» **Given text**
_ _ _ _ _

On 30 Jul 2009, at 22:57, querido <[email protected]> wrote:

>
>
> I see wǒ 我 and rén 人 a hundred times every day! I feel safe assumi 
> ng
> that as long as hundreds of sentence-cards (with audio by the way) are
> present which contain these characters, I may prune them. (The Author,
> above, used this word; I wasn't even considering it.) The task then is
> to develop some reliable rule to govern this. Then, optionally
> *automating* the action of the rule led me to the ideas I wanted to
> post.

In these cases, you would rate the card with the maximum score  
repeatedly such that the intervals increase rapidly - this is almost  
equivalent to automatically pruning them (e.g. In my deck, words like  
人 and 是 were assigned intervals of a few years very quickly - they  
are, for all practical purposes, pruned, by virtue of the rapidly  
increasing long intervals and short answer time).

However the idea of zooming out to higher knowledge abstraction levels  
as the 'atomic' cards become well-learned is very interesting,  
although it certainly seems like a difficult and topic-specific task  
that is beyond the scope of current SRS systems which require little  
information from the user and usually ignore the card contents  
completely.

Oisín

>
> On Jul 25, 8:46 pm, Ben <[email protected]> wrote:
>> Thanks, this is an interesting email.  I agree with your thoughts  
>> that I quoted below.  I think a program like Mnemosyne seems pretty  
>> optimal if your goal is, for the rest of your life, to be able to  
>> recall a fact at random in a few seconds from your deck.  For  
>> languages, this may fit real life very well---you never know when  
>> you will run across some word and you want to be to recall the  
>> meaning in a few seconds.

_ _ _ _ _

» **Listed entries**
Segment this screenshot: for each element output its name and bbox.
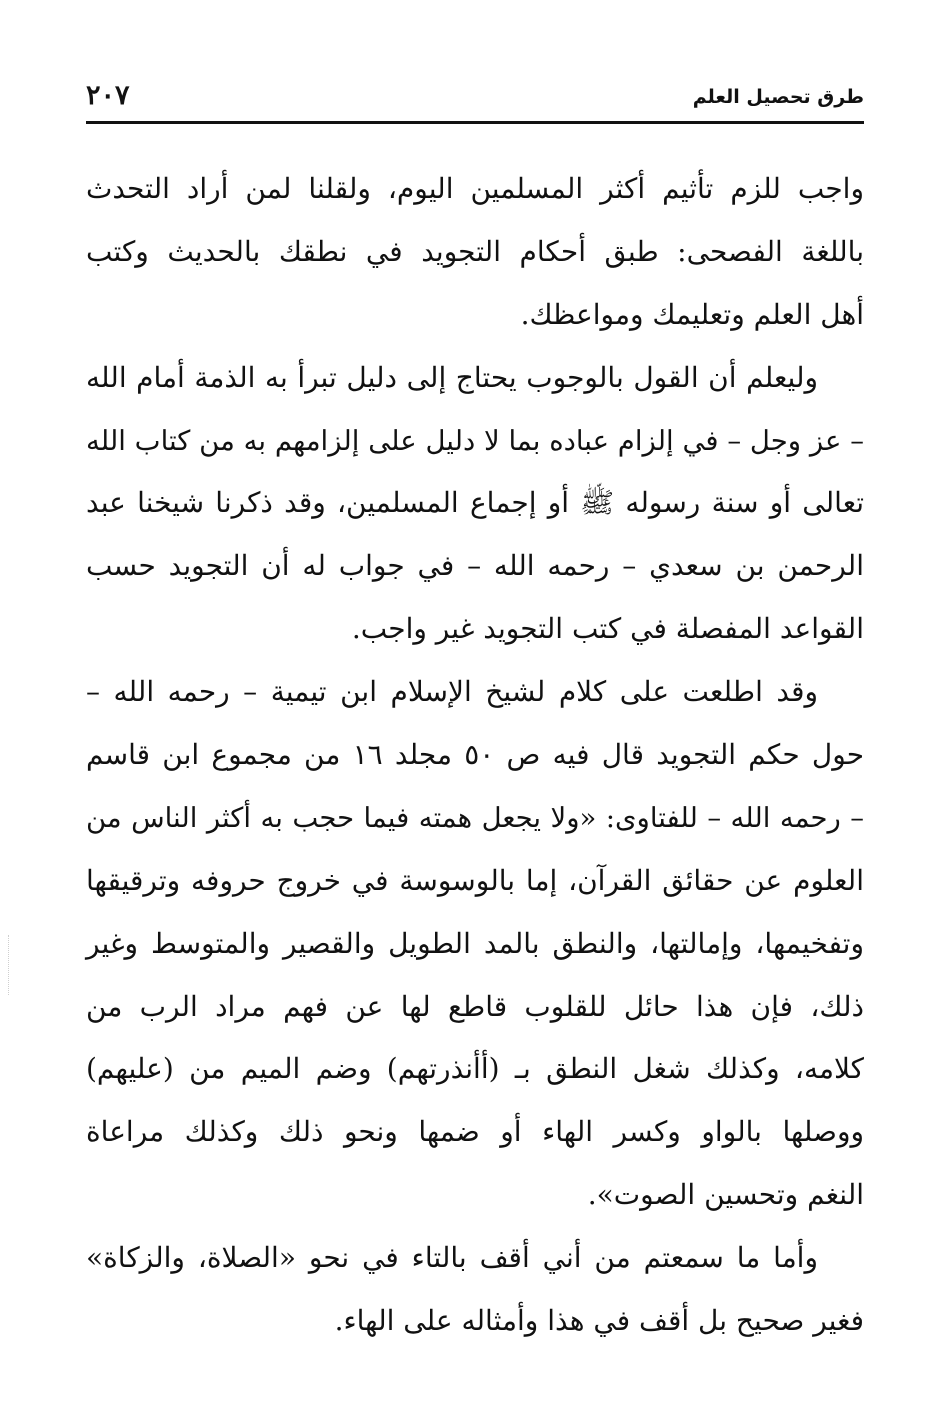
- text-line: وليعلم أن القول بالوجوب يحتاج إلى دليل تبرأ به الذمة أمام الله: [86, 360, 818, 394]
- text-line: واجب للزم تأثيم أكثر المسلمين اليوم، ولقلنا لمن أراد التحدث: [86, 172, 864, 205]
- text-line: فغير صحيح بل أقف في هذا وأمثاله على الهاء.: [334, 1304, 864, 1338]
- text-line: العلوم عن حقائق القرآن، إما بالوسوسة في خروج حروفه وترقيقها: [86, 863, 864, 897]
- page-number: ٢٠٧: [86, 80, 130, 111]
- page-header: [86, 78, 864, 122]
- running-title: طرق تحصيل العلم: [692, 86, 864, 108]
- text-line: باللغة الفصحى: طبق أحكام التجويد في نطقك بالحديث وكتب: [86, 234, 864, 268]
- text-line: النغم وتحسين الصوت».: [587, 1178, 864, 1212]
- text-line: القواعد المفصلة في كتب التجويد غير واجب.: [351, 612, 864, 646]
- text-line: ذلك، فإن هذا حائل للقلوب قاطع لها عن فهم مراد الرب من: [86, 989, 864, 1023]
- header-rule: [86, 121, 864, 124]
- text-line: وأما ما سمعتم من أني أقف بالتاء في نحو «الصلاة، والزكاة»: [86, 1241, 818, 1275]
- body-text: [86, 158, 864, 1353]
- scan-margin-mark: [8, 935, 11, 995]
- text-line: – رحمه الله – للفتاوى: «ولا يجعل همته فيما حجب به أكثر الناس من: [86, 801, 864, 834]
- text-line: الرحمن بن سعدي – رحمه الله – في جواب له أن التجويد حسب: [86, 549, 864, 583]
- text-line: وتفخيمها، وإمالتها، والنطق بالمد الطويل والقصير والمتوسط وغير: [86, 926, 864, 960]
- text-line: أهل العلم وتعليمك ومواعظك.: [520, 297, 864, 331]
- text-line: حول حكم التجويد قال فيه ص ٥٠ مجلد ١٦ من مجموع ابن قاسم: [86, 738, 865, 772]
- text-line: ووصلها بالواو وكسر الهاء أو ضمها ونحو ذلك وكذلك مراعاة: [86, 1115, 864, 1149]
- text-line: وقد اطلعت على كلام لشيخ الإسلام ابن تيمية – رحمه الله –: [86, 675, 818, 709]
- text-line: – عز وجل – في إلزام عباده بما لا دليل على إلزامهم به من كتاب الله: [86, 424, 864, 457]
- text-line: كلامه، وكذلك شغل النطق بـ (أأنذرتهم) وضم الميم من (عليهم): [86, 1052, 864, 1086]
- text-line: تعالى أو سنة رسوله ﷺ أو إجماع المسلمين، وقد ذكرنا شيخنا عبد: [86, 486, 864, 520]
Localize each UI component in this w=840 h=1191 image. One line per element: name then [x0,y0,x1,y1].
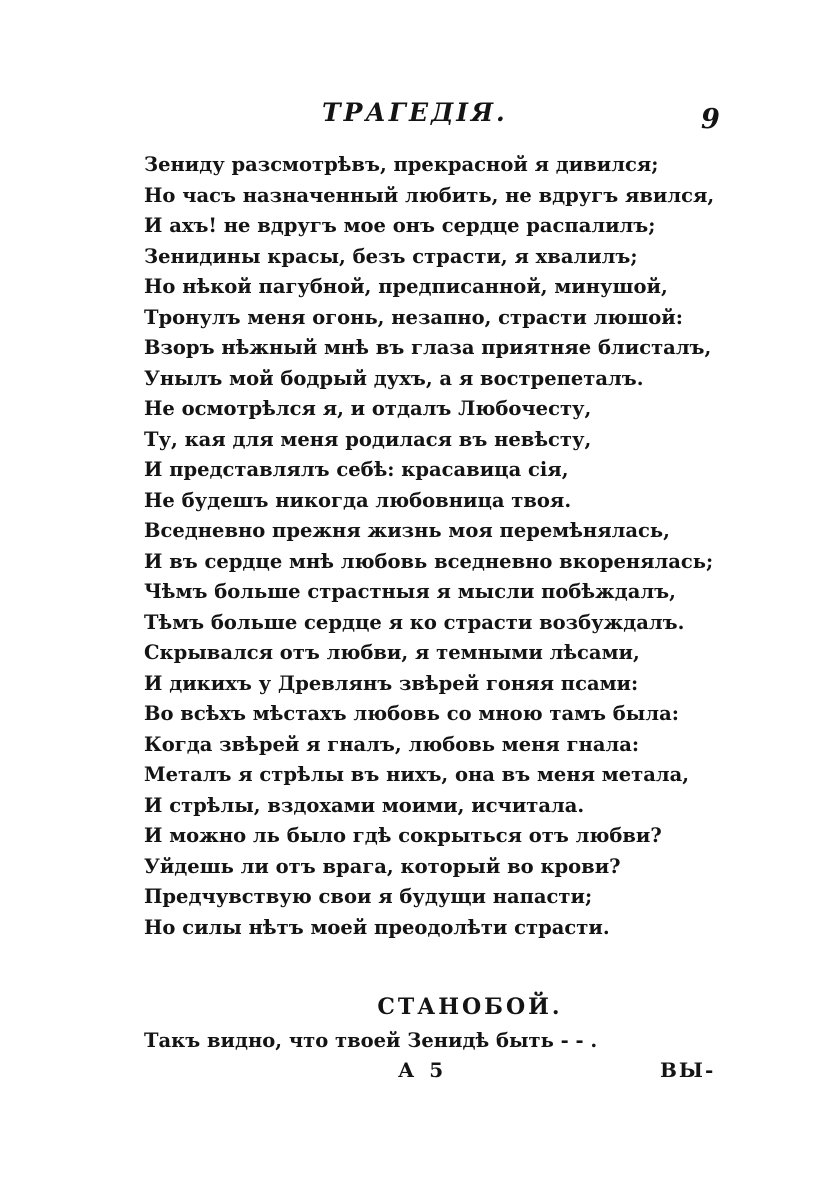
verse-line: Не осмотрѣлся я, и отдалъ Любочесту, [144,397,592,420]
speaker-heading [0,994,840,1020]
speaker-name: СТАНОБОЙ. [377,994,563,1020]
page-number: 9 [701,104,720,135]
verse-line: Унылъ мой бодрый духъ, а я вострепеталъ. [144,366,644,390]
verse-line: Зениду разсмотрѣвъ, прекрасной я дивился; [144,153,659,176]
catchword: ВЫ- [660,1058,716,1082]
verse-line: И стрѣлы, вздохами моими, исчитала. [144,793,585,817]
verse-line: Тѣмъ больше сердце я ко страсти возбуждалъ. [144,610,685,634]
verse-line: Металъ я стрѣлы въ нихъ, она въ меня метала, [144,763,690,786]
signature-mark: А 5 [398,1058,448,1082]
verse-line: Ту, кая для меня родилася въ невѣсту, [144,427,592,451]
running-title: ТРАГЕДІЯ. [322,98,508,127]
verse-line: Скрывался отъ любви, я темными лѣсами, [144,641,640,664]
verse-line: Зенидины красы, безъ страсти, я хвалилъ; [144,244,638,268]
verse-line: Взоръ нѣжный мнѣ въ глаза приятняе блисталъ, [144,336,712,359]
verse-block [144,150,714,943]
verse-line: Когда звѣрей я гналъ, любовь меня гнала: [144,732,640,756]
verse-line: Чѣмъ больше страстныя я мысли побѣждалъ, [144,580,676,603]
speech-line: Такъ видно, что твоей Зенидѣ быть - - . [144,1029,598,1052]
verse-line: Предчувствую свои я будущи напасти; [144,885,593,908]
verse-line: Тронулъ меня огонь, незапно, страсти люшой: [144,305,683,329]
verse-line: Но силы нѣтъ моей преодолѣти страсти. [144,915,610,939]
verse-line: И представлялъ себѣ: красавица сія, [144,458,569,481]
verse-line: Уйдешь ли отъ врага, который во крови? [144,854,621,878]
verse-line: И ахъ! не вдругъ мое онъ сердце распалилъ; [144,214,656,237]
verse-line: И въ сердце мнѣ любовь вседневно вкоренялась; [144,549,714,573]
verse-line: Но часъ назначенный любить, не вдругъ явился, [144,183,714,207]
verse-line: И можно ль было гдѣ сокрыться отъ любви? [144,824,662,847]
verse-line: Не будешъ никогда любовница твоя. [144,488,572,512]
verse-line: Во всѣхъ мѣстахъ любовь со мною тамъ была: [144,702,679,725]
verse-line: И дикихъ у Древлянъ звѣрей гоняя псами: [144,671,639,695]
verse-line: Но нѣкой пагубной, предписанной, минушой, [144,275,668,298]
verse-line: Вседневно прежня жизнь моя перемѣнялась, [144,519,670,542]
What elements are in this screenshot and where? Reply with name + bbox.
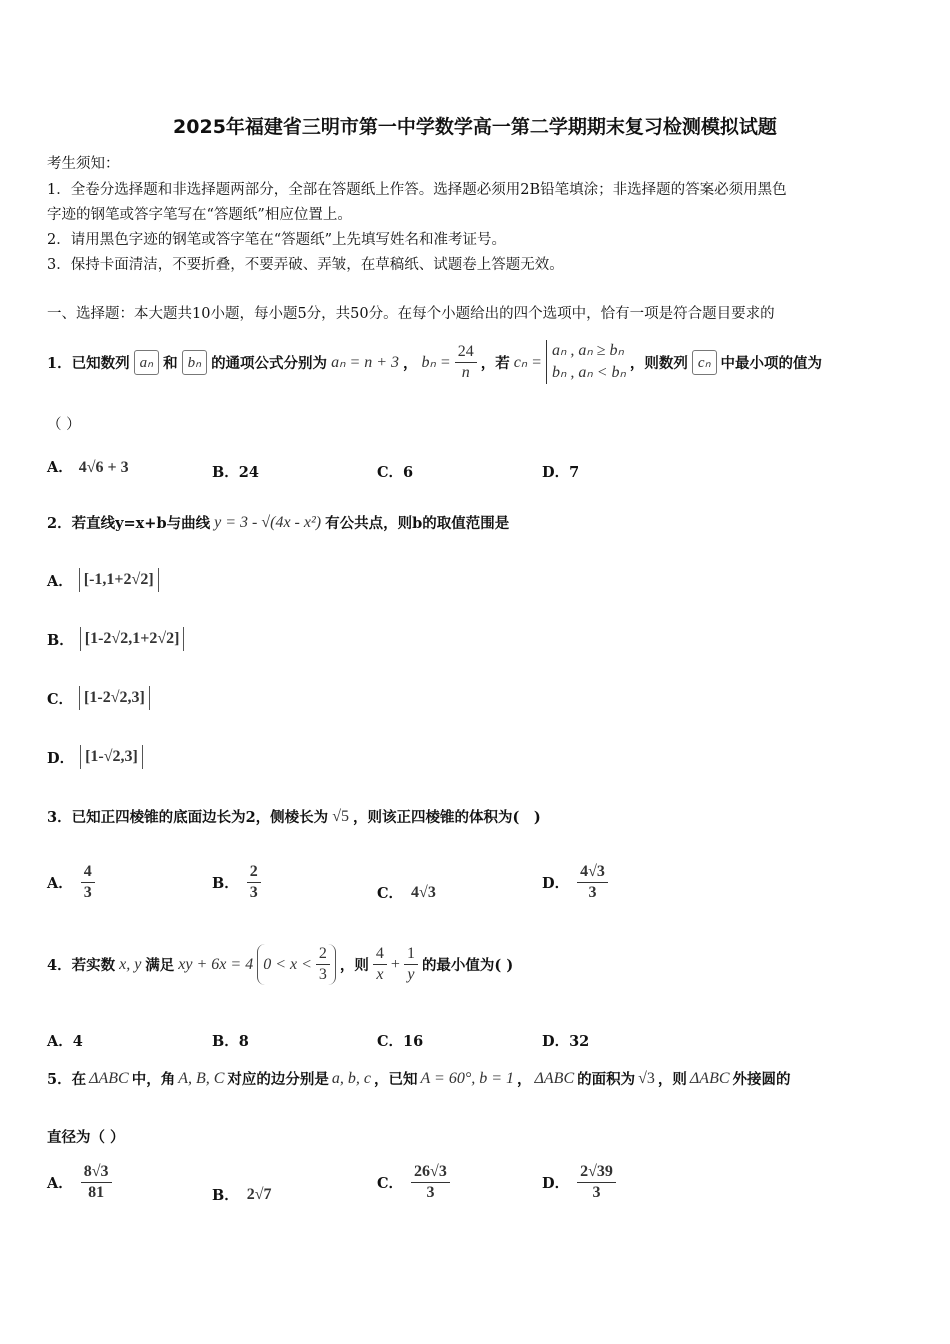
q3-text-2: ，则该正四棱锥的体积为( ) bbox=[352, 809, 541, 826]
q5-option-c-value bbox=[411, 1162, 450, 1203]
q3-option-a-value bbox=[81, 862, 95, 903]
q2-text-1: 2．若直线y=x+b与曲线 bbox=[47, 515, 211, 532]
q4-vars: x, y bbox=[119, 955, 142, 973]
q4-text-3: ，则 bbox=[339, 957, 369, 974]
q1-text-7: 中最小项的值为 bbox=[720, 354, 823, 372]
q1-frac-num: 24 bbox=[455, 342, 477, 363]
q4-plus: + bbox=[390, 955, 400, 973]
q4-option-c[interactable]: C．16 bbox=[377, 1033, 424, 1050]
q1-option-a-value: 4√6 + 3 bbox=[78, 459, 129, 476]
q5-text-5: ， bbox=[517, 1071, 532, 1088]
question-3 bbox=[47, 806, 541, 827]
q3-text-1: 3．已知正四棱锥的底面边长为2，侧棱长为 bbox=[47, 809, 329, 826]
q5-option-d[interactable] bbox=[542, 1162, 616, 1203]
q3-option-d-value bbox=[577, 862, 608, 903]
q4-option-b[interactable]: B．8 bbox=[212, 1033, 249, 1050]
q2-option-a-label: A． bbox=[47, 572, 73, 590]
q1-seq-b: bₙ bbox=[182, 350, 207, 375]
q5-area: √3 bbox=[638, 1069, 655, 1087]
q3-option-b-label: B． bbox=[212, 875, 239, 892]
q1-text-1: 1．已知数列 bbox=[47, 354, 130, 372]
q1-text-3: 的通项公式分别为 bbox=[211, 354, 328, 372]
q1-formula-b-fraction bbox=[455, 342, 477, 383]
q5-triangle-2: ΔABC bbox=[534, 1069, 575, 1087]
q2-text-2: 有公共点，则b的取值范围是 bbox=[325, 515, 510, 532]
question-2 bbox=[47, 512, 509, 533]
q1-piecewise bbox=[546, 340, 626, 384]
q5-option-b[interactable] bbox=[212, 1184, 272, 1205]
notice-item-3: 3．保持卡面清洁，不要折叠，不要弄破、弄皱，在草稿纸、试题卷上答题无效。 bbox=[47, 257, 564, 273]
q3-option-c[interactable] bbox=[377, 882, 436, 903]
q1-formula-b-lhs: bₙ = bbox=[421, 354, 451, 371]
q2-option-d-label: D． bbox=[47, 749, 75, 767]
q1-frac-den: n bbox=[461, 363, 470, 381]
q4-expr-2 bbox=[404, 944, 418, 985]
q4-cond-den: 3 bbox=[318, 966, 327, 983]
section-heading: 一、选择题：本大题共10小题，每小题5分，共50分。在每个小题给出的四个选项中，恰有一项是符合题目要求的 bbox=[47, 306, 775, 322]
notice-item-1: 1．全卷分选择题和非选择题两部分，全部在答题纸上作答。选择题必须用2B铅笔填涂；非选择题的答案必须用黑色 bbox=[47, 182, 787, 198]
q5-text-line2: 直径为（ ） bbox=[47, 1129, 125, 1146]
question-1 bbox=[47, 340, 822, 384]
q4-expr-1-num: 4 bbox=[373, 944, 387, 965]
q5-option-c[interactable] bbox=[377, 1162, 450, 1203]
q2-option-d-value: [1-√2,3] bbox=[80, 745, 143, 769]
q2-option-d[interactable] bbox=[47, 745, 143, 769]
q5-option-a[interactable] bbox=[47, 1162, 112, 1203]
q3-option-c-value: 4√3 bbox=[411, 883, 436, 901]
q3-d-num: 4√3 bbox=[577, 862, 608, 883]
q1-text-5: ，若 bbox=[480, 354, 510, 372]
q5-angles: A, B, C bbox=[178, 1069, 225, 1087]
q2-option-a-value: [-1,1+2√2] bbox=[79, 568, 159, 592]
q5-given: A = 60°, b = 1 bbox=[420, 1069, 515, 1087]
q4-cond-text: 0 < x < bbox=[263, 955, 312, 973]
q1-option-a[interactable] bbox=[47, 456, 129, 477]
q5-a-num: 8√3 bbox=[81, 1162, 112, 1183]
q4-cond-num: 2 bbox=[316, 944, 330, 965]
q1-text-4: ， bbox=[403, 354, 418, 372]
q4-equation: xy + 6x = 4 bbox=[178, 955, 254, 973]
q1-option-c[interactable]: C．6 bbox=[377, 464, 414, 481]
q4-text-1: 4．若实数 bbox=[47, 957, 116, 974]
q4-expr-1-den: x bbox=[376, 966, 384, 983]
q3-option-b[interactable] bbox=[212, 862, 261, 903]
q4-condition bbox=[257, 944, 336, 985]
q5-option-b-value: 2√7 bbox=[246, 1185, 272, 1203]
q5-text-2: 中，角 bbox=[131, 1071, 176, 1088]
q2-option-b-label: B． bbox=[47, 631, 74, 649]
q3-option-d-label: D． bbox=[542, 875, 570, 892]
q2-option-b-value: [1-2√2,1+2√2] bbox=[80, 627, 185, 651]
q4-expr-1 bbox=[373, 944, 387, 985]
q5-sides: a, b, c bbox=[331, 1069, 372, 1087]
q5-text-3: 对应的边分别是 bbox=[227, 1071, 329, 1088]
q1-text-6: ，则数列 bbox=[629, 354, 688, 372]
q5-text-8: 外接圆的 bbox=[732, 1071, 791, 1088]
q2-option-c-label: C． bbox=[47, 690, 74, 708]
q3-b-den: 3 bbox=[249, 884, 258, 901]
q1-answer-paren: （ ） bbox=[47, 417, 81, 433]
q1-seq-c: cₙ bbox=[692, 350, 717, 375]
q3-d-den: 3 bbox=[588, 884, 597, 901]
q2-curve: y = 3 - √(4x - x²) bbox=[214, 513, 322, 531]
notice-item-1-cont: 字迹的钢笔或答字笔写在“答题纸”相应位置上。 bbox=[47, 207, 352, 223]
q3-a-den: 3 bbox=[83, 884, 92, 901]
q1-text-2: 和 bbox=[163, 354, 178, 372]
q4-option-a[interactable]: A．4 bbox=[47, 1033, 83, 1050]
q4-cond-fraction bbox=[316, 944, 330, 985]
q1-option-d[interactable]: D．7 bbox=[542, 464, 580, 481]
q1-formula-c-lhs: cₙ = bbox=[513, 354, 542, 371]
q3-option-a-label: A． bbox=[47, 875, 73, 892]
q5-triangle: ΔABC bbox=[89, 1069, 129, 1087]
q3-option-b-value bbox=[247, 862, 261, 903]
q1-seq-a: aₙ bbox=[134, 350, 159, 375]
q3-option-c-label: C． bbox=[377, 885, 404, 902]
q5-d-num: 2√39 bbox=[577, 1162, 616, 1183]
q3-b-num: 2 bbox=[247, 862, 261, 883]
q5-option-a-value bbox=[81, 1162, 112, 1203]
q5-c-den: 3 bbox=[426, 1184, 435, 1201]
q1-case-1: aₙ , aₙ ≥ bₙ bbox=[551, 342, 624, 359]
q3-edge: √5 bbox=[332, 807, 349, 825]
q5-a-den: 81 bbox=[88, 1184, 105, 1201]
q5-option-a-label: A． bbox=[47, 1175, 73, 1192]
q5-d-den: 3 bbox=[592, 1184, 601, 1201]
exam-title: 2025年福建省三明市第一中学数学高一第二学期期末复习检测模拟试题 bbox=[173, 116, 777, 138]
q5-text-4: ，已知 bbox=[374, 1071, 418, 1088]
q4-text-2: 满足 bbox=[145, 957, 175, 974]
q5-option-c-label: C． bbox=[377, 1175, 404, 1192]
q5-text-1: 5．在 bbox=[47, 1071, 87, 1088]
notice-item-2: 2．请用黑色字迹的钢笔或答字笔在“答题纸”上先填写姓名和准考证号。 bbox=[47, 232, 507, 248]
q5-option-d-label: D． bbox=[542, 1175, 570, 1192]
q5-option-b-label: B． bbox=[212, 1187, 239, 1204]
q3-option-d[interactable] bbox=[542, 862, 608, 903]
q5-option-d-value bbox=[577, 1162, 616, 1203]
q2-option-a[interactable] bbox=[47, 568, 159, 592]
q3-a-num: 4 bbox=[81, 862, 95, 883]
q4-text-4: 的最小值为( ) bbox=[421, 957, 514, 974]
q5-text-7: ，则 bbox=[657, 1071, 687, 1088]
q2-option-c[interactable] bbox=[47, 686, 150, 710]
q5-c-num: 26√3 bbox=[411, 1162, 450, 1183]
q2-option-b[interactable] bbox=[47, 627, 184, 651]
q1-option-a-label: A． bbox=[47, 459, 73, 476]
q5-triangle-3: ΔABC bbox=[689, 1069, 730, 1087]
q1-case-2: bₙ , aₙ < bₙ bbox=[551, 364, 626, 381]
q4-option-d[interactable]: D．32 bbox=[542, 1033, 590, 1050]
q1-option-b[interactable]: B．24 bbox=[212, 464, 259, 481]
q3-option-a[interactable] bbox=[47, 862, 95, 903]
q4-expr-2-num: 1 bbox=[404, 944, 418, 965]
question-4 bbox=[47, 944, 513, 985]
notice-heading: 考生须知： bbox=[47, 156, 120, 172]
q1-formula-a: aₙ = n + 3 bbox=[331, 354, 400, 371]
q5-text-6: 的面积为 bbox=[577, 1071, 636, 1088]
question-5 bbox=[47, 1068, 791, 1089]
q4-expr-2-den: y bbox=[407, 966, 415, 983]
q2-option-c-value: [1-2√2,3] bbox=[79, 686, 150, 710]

_ _ _ _ _

» **Directions**
**a)** Write out the passage of the email on pruning review cards from "In these cases, you" up to and including "completely.", word for word.
**b)** Reproduce verbatim the lines in the records from the line with "q3-text-2: ，则该正四棱锥的体积为( )" up to and including the line with "q2-option-a-label: A． bbox=[47, 572, 73, 590]", and nothing else.

» **Written answers**
**a)**
In these cases, you would rate the card with the maximum score  
repeatedly such that the intervals increase rapidly - this is almost  
equivalent to automatically pruning them (e.g. In my deck, words like  
人 and 是 were assigned intervals of a few years very quickly - they  
are, for all practical purposes, pruned, by virtue of the rapidly  
increasing long intervals and short answer time).

However the idea of zooming out to higher knowledge abstraction levels  
as the 'atomic' cards become well-learned is very interesting,  
although it certainly seems like a difficult and topic-specific task  
that is beyond the scope of current SRS systems which require little  
information from the user and usually ignore the card contents  
completely.

**b)**
q3-text-2: ，则该正四棱锥的体积为( ) bbox=[352, 809, 541, 826]
q5-option-c-value bbox=[411, 1162, 450, 1203]
q3-option-a-value bbox=[81, 862, 95, 903]
q2-text-1: 2．若直线y=x+b与曲线 bbox=[47, 515, 211, 532]
q4-vars: x, y bbox=[119, 955, 142, 973]
q4-text-3: ，则 bbox=[339, 957, 369, 974]
q1-text-7: 中最小项的值为 bbox=[720, 354, 823, 372]
q1-frac-num: 24 bbox=[455, 342, 477, 363]
q4-plus: + bbox=[390, 955, 400, 973]
q4-option-c[interactable]: C．16 bbox=[377, 1033, 424, 1050]
q1-option-a-value: 4√6 + 3 bbox=[78, 459, 129, 476]
q5-text-5: ， bbox=[517, 1071, 532, 1088]
question-3 bbox=[47, 806, 541, 827]
q3-text-1: 3．已知正四棱锥的底面边长为2，侧棱长为 bbox=[47, 809, 329, 826]
q5-option-d[interactable] bbox=[542, 1162, 616, 1203]
q3-option-d-value bbox=[577, 862, 608, 903]
q4-option-b[interactable]: B．8 bbox=[212, 1033, 249, 1050]
q2-option-a-label: A． bbox=[47, 572, 73, 590]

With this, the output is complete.